§ **GIVEN INSTRUCTION**:
Find the lines with "this" in them and copy them out.

(Saved entries)
━━━━━━━━━━━━━━━━━━━━━━━━━━━━━━
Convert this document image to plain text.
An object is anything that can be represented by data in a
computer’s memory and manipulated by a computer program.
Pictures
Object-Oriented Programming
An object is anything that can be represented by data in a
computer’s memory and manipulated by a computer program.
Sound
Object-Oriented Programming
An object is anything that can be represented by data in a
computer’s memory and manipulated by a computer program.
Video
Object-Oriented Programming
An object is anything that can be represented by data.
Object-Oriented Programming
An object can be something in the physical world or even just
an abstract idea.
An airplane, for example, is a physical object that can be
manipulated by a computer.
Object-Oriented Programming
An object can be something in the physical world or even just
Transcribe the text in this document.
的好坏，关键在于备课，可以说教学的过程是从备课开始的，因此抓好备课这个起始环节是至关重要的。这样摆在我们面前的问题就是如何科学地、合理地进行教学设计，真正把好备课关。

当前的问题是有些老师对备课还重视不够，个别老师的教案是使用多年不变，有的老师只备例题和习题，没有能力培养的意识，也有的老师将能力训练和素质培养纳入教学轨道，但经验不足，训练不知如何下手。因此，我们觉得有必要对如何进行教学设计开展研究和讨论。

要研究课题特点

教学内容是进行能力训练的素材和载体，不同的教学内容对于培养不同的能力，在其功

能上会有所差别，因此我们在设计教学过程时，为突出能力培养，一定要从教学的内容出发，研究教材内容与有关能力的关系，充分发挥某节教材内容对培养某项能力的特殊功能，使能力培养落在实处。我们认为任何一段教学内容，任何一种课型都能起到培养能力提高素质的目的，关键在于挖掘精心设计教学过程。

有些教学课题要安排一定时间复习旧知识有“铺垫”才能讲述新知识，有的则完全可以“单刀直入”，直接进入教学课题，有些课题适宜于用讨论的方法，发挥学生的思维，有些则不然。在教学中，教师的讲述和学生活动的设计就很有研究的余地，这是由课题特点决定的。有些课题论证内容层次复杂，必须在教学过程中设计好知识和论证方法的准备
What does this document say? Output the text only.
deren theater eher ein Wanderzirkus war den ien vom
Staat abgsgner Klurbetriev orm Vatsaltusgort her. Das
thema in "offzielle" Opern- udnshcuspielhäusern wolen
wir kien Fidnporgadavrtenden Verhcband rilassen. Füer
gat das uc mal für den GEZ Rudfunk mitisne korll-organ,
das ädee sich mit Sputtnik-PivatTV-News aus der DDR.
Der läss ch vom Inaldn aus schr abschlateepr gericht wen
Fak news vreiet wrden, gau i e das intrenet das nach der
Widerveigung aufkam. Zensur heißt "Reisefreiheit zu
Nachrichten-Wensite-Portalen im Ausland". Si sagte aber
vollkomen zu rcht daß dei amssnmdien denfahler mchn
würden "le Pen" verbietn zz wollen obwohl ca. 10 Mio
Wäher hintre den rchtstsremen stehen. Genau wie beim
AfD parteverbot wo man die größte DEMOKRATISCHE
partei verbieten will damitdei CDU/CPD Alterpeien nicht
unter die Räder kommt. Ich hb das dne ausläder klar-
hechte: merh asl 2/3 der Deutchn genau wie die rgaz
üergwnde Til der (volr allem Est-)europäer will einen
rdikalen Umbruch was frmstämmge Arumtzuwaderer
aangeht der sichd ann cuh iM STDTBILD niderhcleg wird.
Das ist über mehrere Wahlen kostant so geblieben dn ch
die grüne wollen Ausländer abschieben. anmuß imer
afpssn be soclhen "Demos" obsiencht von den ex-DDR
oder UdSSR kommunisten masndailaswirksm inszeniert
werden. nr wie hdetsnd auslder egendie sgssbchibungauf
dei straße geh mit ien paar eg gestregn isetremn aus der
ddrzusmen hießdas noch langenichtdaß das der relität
━━━━━━━━━━━━━━━━━━━━━━━━━━━━━━
§ **FINISHED TASK**:
Convert this document image to plain text.
Transcribe the text in this document.
What does this document say? Output the text only.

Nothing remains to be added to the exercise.